What is needed:
Copy out the listing exactly.

Rows:
╔══
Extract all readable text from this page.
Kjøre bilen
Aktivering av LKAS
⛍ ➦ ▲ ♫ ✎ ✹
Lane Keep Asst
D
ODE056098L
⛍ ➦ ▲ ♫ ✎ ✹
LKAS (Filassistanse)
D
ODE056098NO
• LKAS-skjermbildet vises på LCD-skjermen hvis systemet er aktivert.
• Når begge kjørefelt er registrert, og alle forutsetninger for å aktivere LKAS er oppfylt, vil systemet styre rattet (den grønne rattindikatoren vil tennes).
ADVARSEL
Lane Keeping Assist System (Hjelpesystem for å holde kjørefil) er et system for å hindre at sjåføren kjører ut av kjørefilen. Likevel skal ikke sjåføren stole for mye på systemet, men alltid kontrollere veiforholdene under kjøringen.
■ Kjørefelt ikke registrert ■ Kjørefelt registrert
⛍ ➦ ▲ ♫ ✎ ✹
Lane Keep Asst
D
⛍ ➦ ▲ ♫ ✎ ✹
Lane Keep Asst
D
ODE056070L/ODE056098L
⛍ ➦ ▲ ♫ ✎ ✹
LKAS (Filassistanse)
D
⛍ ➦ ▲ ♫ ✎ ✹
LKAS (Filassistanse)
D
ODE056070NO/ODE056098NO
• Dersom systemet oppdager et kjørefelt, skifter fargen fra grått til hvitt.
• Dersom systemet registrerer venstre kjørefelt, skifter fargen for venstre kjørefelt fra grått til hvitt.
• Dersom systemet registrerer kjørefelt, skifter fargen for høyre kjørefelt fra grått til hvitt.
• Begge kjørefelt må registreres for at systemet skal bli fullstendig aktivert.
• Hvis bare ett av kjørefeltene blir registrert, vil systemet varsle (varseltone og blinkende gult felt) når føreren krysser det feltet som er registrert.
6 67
╚══
Completed task:
Extract all readable text from this page.
Kjøre bilen
Aktivering av LKAS
⛍ ➦ ▲ ♫ ✎ ✹
Lane Keep Asst
D
ODE056098L
⛍ ➦ ▲ ♫ ✎ ✹
LKAS (Filassistanse)
D
ODE056098NO
• LKAS-skjermbildet vises på LCD-skjermen hvis systemet er aktivert.
• Når begge kjørefelt er registrert, og alle forutsetninger for å aktivere LKAS er oppfylt, vil systemet styre rattet (den grønne rattindikatoren vil tennes).
ADVARSEL
Lane Keeping Assist System (Hjelpesystem for å holde kjørefil) er et system for å hindre at sjåføren kjører ut av kjørefilen. Likevel skal ikke sjåføren stole for mye på systemet, men alltid kontrollere veiforholdene under kjøringen.
■ Kjørefelt ikke registrert ■ Kjørefelt registrert
⛍ ➦ ▲ ♫ ✎ ✹
Lane Keep Asst
D
⛍ ➦ ▲ ♫ ✎ ✹
Lane Keep Asst
D
ODE056070L/ODE056098L
⛍ ➦ ▲ ♫ ✎ ✹
LKAS (Filassistanse)
D
⛍ ➦ ▲ ♫ ✎ ✹
LKAS (Filassistanse)
D
ODE056070NO/ODE056098NO
• Dersom systemet oppdager et kjørefelt, skifter fargen fra grått til hvitt.
• Dersom systemet registrerer venstre kjørefelt, skifter fargen for venstre kjørefelt fra grått til hvitt.
• Dersom systemet registrerer kjørefelt, skifter fargen for høyre kjørefelt fra grått til hvitt.
• Begge kjørefelt må registreres for at systemet skal bli fullstendig aktivert.
• Hvis bare ett av kjørefeltene blir registrert, vil systemet varsle (varseltone og blinkende gult felt) når føreren krysser det feltet som er registrert.
6 67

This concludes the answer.